▶ Objective:
The entries below are to be transcribed in full, without their images.

▶ Excerpted records:
§ §
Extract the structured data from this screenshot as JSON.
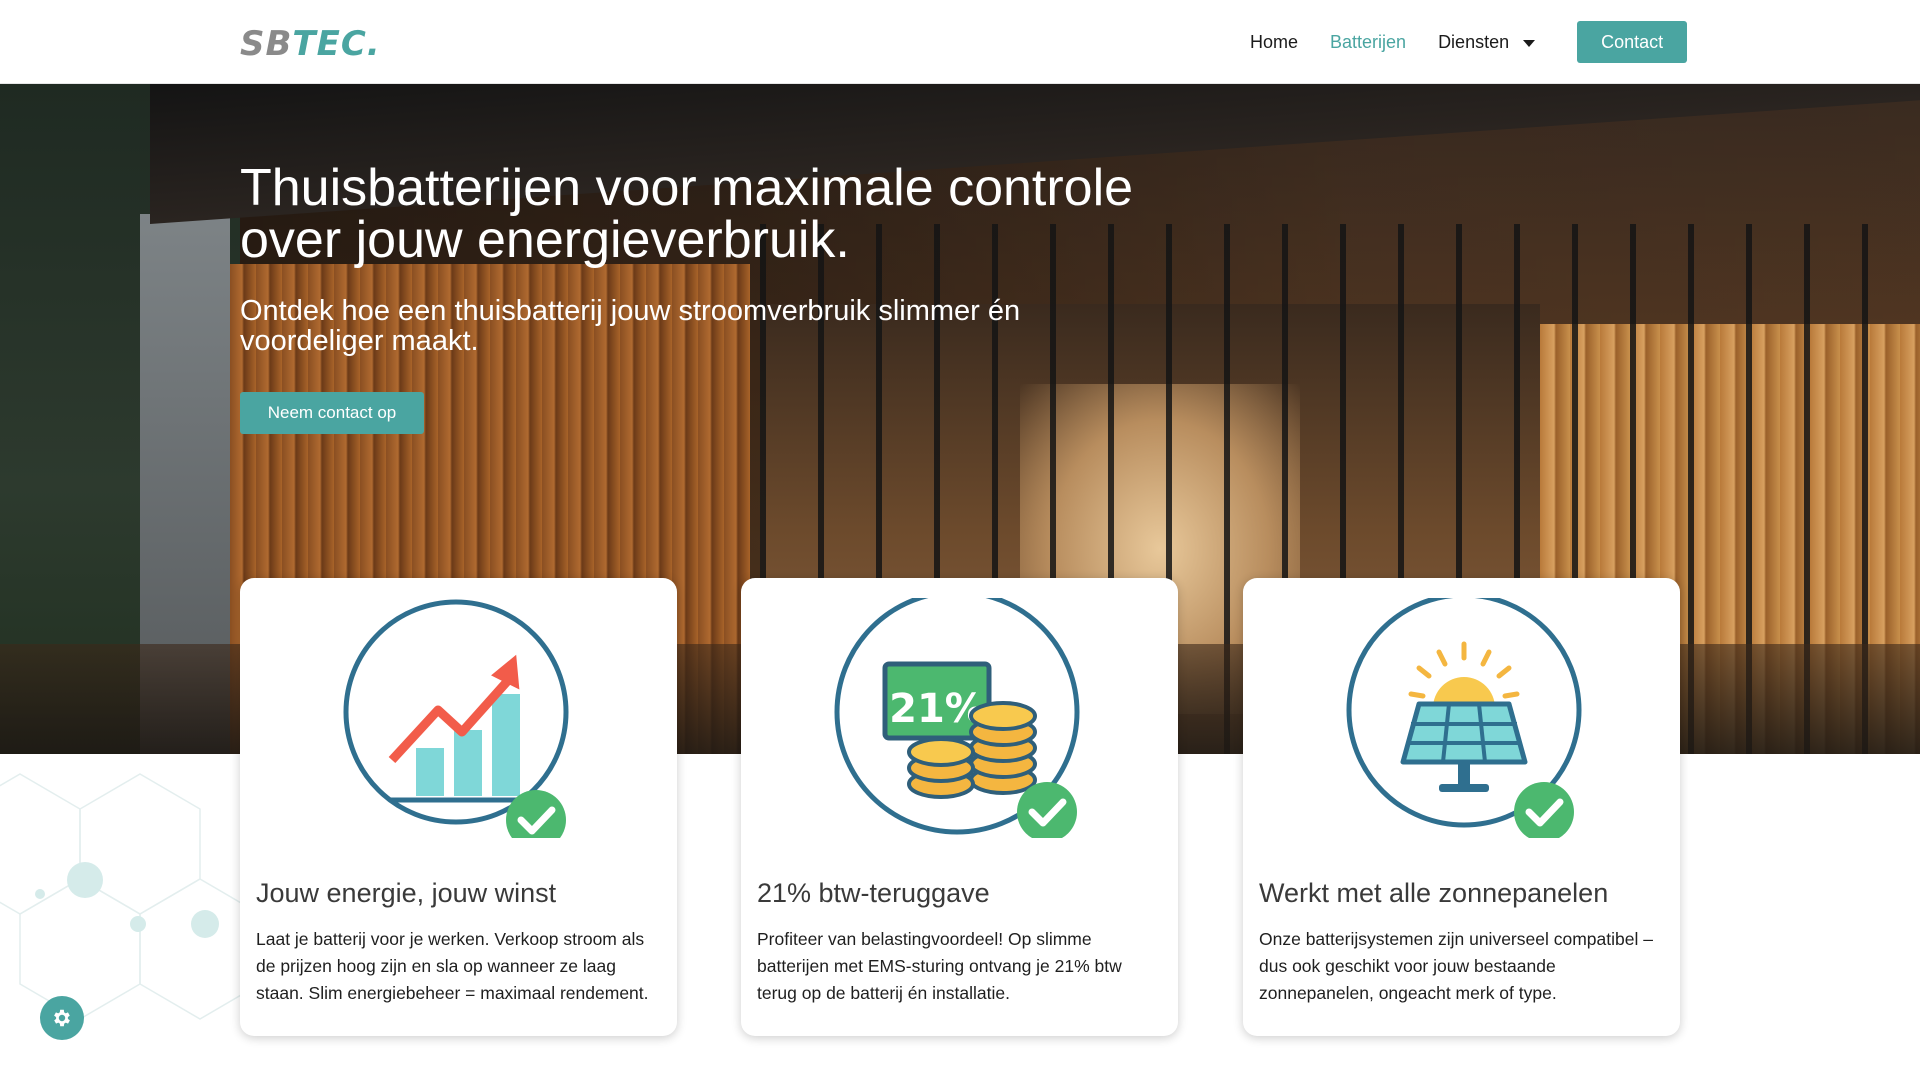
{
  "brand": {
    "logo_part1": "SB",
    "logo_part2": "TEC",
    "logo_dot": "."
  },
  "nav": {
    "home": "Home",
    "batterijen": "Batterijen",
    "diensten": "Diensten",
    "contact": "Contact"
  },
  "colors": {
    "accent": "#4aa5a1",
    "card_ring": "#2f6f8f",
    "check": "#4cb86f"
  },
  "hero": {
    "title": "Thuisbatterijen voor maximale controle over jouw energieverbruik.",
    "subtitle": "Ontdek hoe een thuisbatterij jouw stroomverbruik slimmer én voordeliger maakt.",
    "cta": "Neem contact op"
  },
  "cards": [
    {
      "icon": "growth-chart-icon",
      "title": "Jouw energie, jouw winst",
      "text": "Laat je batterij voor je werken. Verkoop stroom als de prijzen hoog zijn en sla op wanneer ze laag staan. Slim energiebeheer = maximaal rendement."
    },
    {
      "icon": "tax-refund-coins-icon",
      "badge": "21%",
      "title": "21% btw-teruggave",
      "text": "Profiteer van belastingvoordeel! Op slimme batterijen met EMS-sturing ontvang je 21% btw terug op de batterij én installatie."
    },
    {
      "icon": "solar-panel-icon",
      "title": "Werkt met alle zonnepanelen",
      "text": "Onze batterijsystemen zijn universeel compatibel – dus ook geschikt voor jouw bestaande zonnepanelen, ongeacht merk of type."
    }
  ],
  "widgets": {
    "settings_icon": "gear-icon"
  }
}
§ §
▶ Written response:
Extract the structured data from this screenshot as JSON.
{
  "brand": {
    "logo_part1": "SB",
    "logo_part2": "TEC",
    "logo_dot": "."
  },
  "nav": {
    "home": "Home",
    "batterijen": "Batterijen",
    "diensten": "Diensten",
    "contact": "Contact"
  },
  "colors": {
    "accent": "#4aa5a1",
    "card_ring": "#2f6f8f",
    "check": "#4cb86f"
  },
  "hero": {
    "title": "Thuisbatterijen voor maximale controle over jouw energieverbruik.",
    "subtitle": "Ontdek hoe een thuisbatterij jouw stroomverbruik slimmer én voordeliger maakt.",
    "cta": "Neem contact op"
  },
  "cards": [
    {
      "icon": "growth-chart-icon",
      "title": "Jouw energie, jouw winst",
      "text": "Laat je batterij voor je werken. Verkoop stroom als de prijzen hoog zijn en sla op wanneer ze laag staan. Slim energiebeheer = maximaal rendement."
    },
    {
      "icon": "tax-refund-coins-icon",
      "badge": "21%",
      "title": "21% btw-teruggave",
      "text": "Profiteer van belastingvoordeel! Op slimme batterijen met EMS-sturing ontvang je 21% btw terug op de batterij én installatie."
    },
    {
      "icon": "solar-panel-icon",
      "title": "Werkt met alle zonnepanelen",
      "text": "Onze batterijsystemen zijn universeel compatibel – dus ook geschikt voor jouw bestaande zonnepanelen, ongeacht merk of type."
    }
  ],
  "widgets": {
    "settings_icon": "gear-icon"
  }
}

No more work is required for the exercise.